### The problem:
Extract every line of the records below verbatim, leaving the pictures out of your answer.

### Material supplied:
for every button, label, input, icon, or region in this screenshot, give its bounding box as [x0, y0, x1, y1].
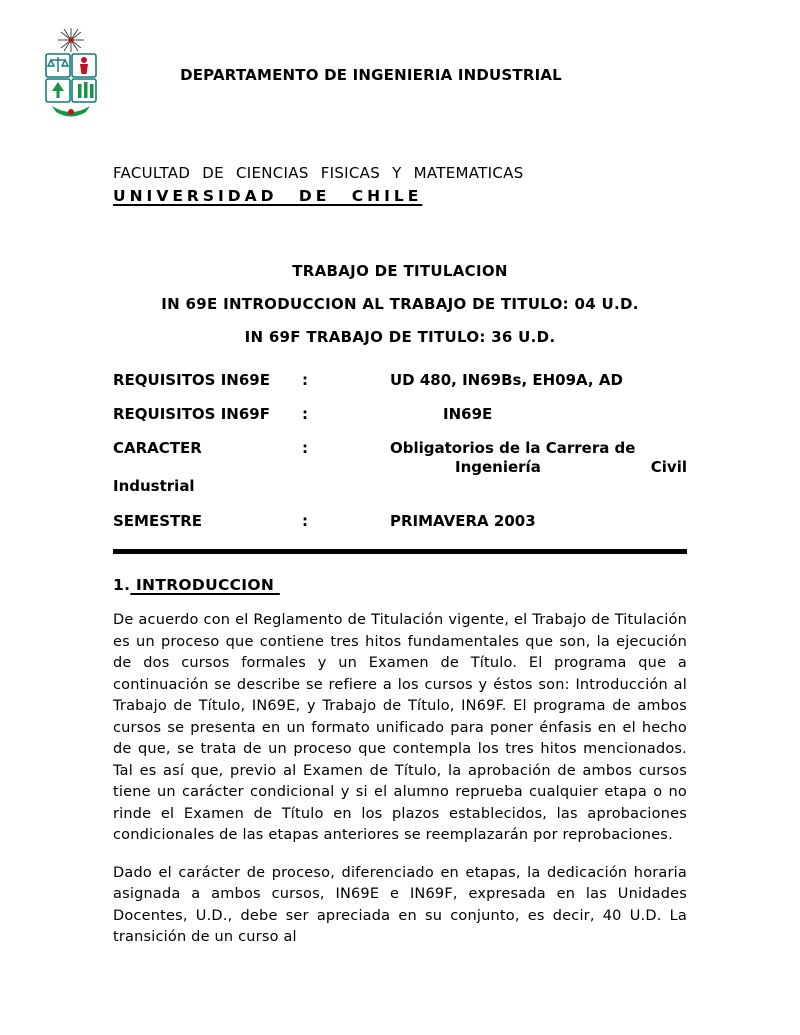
- course-details: [113, 371, 687, 531]
- course-title-in69e: IN 69E INTRODUCCION AL TRABAJO DE TITULO: 04 U.D.: [161, 295, 639, 313]
- requisitos-in69e-row: [113, 371, 687, 390]
- semestre-value: PRIMAVERA 2003: [390, 512, 536, 530]
- section-1-number: 1.: [113, 576, 131, 594]
- colon-separator: :: [302, 371, 308, 389]
- department-title: DEPARTAMENTO DE INGENIERIA INDUSTRIAL: [180, 66, 562, 84]
- intro-paragraph-2: Dado el carácter de proceso, diferenciado en etapas, la dedicación horaria asignada a ambos cursos, IN69E e IN69F, expresada en las Unidades Docentes, U.D., debe ser apreciada en su conjunto, es decir, 40 U.D. La transición de un curso al: [113, 864, 687, 945]
- horizontal-rule: [113, 549, 687, 554]
- requisitos-in69f-value: IN69E: [443, 405, 493, 423]
- faculty-line: FACULTAD DE CIENCIAS FISICAS Y MATEMATICAS: [113, 164, 524, 182]
- section-1-title: INTRODUCCION: [130, 576, 280, 594]
- caracter-value-line2: [455, 458, 687, 477]
- caracter-label: CARACTER: [113, 439, 202, 457]
- requisitos-in69f-label: REQUISITOS IN69F: [113, 405, 270, 423]
- requisitos-in69e-label: REQUISITOS IN69E: [113, 371, 270, 389]
- caracter-value-word-civil: Civil: [650, 458, 687, 476]
- document-title: TRABAJO DE TITULACION: [292, 262, 508, 280]
- university-line: UNIVERSIDAD DE CHILE: [113, 187, 423, 205]
- caracter-row: [113, 439, 687, 458]
- caracter-value-word-ingenieria: Ingeniería: [455, 458, 541, 476]
- colon-separator: :: [302, 439, 308, 457]
- university-crest-logo: [38, 26, 104, 126]
- colon-separator: :: [302, 405, 308, 423]
- intro-paragraph-1: De acuerdo con el Reglamento de Titulación vigente, el Trabajo de Titulación es un proceso que contiene tres hitos fundamentales que son, la ejecución de dos cursos formales y un Examen de Título. El programa que a continuación se describe se refiere a los cursos y éstos son: Introducción al Trabajo de Título, IN69E, y Trabajo de Título, IN69F. El programa de ambos cursos se presenta en un formato unificado para poner énfasis en el hecho de que, se trata de un proceso que contempla los tres hitos mencionados. Tal es así que, previo al Examen de Título, la aprobación de ambos cursos tiene un carácter condicional y si el alumno reprueba cualquier etapa o no rinde el Examen de Título en los plazos establecidos, las aprobaciones condicionales de las etapas anteriores se reemplazarán por reprobaciones.: [113, 612, 687, 843]
- requisitos-in69f-row: [113, 405, 687, 424]
- requisitos-in69e-value: UD 480, IN69Bs, EH09A, AD: [390, 371, 623, 389]
- caracter-value-line1: Obligatorios de la Carrera de: [390, 439, 636, 457]
- section-1-heading: [113, 575, 687, 595]
- semestre-row: [113, 512, 687, 531]
- semestre-label: SEMESTRE: [113, 512, 203, 530]
- university-crest-icon: [38, 26, 104, 126]
- course-title-in69f: IN 69F TRABAJO DE TITULO: 36 U.D.: [244, 328, 556, 346]
- colon-separator: :: [302, 512, 308, 530]
- caracter-value-line3: Industrial: [113, 477, 195, 495]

### Written answer:
for every button, label, input, icon, or region in this screenshot, give its bounding box as [x0, y0, x1, y1].
- course-details: [113, 371, 687, 531]
- course-title-in69e: IN 69E INTRODUCCION AL TRABAJO DE TITULO: 04 U.D.: [161, 295, 639, 313]
- requisitos-in69e-row: [113, 371, 687, 390]
- semestre-value: PRIMAVERA 2003: [390, 512, 536, 530]
- section-1-number: 1.: [113, 576, 131, 594]
- colon-separator: :: [302, 371, 308, 389]
- department-title: DEPARTAMENTO DE INGENIERIA INDUSTRIAL: [180, 66, 562, 84]
- intro-paragraph-2: Dado el carácter de proceso, diferenciado en etapas, la dedicación horaria asignada a ambos cursos, IN69E e IN69F, expresada en las Unidades Docentes, U.D., debe ser apreciada en su conjunto, es decir, 40 U.D. La transición de un curso al: [113, 864, 687, 945]
- horizontal-rule: [113, 549, 687, 554]
- requisitos-in69f-value: IN69E: [443, 405, 493, 423]
- faculty-line: FACULTAD DE CIENCIAS FISICAS Y MATEMATICAS: [113, 164, 524, 182]
- section-1-title: INTRODUCCION: [130, 576, 280, 594]
- caracter-value-line2: [455, 458, 687, 477]
- caracter-label: CARACTER: [113, 439, 202, 457]
- requisitos-in69f-label: REQUISITOS IN69F: [113, 405, 270, 423]
- requisitos-in69e-label: REQUISITOS IN69E: [113, 371, 270, 389]
- caracter-value-word-civil: Civil: [650, 458, 687, 476]
- document-title: TRABAJO DE TITULACION: [292, 262, 508, 280]
- university-line: UNIVERSIDAD DE CHILE: [113, 187, 423, 205]
- caracter-row: [113, 439, 687, 458]
- caracter-value-word-ingenieria: Ingeniería: [455, 458, 541, 476]
- colon-separator: :: [302, 439, 308, 457]
- university-crest-logo: [38, 26, 104, 126]
- colon-separator: :: [302, 405, 308, 423]
- intro-paragraph-1: De acuerdo con el Reglamento de Titulación vigente, el Trabajo de Titulación es un proceso que contiene tres hitos fundamentales que son, la ejecución de dos cursos formales y un Examen de Título. El programa que a continuación se describe se refiere a los cursos y éstos son: Introducción al Trabajo de Título, IN69E, y Trabajo de Título, IN69F. El programa de ambos cursos se presenta en un formato unificado para poner énfasis en el hecho de que, se trata de un proceso que contempla los tres hitos mencionados. Tal es así que, previo al Examen de Título, la aprobación de ambos cursos tiene un carácter condicional y si el alumno reprueba cualquier etapa o no rinde el Examen de Título en los plazos establecidos, las aprobaciones condicionales de las etapas anteriores se reemplazarán por reprobaciones.: [113, 612, 687, 843]
- requisitos-in69f-row: [113, 405, 687, 424]
- requisitos-in69e-value: UD 480, IN69Bs, EH09A, AD: [390, 371, 623, 389]
- caracter-value-line1: Obligatorios de la Carrera de: [390, 439, 636, 457]
- section-1-heading: [113, 575, 687, 595]
- semestre-row: [113, 512, 687, 531]
- semestre-label: SEMESTRE: [113, 512, 203, 530]
- university-crest-icon: [38, 26, 104, 126]
- course-title-in69f: IN 69F TRABAJO DE TITULO: 36 U.D.: [244, 328, 556, 346]
- colon-separator: :: [302, 512, 308, 530]
- caracter-value-line3: Industrial: [113, 477, 195, 495]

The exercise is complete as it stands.